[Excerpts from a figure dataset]
•••••
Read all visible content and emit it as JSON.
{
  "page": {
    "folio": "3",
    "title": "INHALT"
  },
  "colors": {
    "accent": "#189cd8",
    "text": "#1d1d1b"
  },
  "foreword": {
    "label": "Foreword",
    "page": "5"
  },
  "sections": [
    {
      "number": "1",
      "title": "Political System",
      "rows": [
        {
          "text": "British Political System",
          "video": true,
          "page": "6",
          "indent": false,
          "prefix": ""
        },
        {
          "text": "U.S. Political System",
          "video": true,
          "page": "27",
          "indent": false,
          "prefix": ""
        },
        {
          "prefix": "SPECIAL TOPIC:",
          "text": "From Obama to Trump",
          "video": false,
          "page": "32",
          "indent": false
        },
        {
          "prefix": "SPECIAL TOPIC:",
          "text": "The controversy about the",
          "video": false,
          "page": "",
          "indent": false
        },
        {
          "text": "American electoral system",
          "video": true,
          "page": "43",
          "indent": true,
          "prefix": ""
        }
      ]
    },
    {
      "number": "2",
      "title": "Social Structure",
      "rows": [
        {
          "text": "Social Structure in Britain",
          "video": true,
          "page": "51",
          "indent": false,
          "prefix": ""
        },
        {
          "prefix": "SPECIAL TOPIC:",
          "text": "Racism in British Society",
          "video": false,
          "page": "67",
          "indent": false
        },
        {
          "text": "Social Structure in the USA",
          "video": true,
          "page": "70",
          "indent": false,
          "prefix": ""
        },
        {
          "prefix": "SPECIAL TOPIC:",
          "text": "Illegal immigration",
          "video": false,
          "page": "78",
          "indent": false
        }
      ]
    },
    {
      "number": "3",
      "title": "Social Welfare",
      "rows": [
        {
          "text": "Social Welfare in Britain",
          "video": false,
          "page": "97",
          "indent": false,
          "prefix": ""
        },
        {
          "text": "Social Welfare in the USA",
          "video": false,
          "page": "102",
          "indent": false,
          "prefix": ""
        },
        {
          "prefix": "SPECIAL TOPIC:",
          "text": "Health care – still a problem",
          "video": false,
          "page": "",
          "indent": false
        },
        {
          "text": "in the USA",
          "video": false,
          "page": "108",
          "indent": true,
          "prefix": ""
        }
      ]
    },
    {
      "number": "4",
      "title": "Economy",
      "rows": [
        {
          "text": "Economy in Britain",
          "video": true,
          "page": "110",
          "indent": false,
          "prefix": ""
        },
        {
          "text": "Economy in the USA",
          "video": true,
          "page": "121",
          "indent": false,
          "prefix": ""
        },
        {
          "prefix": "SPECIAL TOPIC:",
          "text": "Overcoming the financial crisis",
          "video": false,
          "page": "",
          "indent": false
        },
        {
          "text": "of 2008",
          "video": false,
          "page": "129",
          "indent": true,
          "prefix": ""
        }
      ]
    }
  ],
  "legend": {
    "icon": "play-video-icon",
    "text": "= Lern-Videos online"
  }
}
•••••
Each record above should be returned exactly as it appears.

## Exercise result
Read all visible content and emit it as JSON.
{
  "page": {
    "folio": "3",
    "title": "INHALT"
  },
  "colors": {
    "accent": "#189cd8",
    "text": "#1d1d1b"
  },
  "foreword": {
    "label": "Foreword",
    "page": "5"
  },
  "sections": [
    {
      "number": "1",
      "title": "Political System",
      "rows": [
        {
          "text": "British Political System",
          "video": true,
          "page": "6",
          "indent": false,
          "prefix": ""
        },
        {
          "text": "U.S. Political System",
          "video": true,
          "page": "27",
          "indent": false,
          "prefix": ""
        },
        {
          "prefix": "SPECIAL TOPIC:",
          "text": "From Obama to Trump",
          "video": false,
          "page": "32",
          "indent": false
        },
        {
          "prefix": "SPECIAL TOPIC:",
          "text": "The controversy about the",
          "video": false,
          "page": "",
          "indent": false
        },
        {
          "text": "American electoral system",
          "video": true,
          "page": "43",
          "indent": true,
          "prefix": ""
        }
      ]
    },
    {
      "number": "2",
      "title": "Social Structure",
      "rows": [
        {
          "text": "Social Structure in Britain",
          "video": true,
          "page": "51",
          "indent": false,
          "prefix": ""
        },
        {
          "prefix": "SPECIAL TOPIC:",
          "text": "Racism in British Society",
          "video": false,
          "page": "67",
          "indent": false
        },
        {
          "text": "Social Structure in the USA",
          "video": true,
          "page": "70",
          "indent": false,
          "prefix": ""
        },
        {
          "prefix": "SPECIAL TOPIC:",
          "text": "Illegal immigration",
          "video": false,
          "page": "78",
          "indent": false
        }
      ]
    },
    {
      "number": "3",
      "title": "Social Welfare",
      "rows": [
        {
          "text": "Social Welfare in Britain",
          "video": false,
          "page": "97",
          "indent": false,
          "prefix": ""
        },
        {
          "text": "Social Welfare in the USA",
          "video": false,
          "page": "102",
          "indent": false,
          "prefix": ""
        },
        {
          "prefix": "SPECIAL TOPIC:",
          "text": "Health care – still a problem",
          "video": false,
          "page": "",
          "indent": false
        },
        {
          "text": "in the USA",
          "video": false,
          "page": "108",
          "indent": true,
          "prefix": ""
        }
      ]
    },
    {
      "number": "4",
      "title": "Economy",
      "rows": [
        {
          "text": "Economy in Britain",
          "video": true,
          "page": "110",
          "indent": false,
          "prefix": ""
        },
        {
          "text": "Economy in the USA",
          "video": true,
          "page": "121",
          "indent": false,
          "prefix": ""
        },
        {
          "prefix": "SPECIAL TOPIC:",
          "text": "Overcoming the financial crisis",
          "video": false,
          "page": "",
          "indent": false
        },
        {
          "text": "of 2008",
          "video": false,
          "page": "129",
          "indent": true,
          "prefix": ""
        }
      ]
    }
  ],
  "legend": {
    "icon": "play-video-icon",
    "text": "= Lern-Videos online"
  }
}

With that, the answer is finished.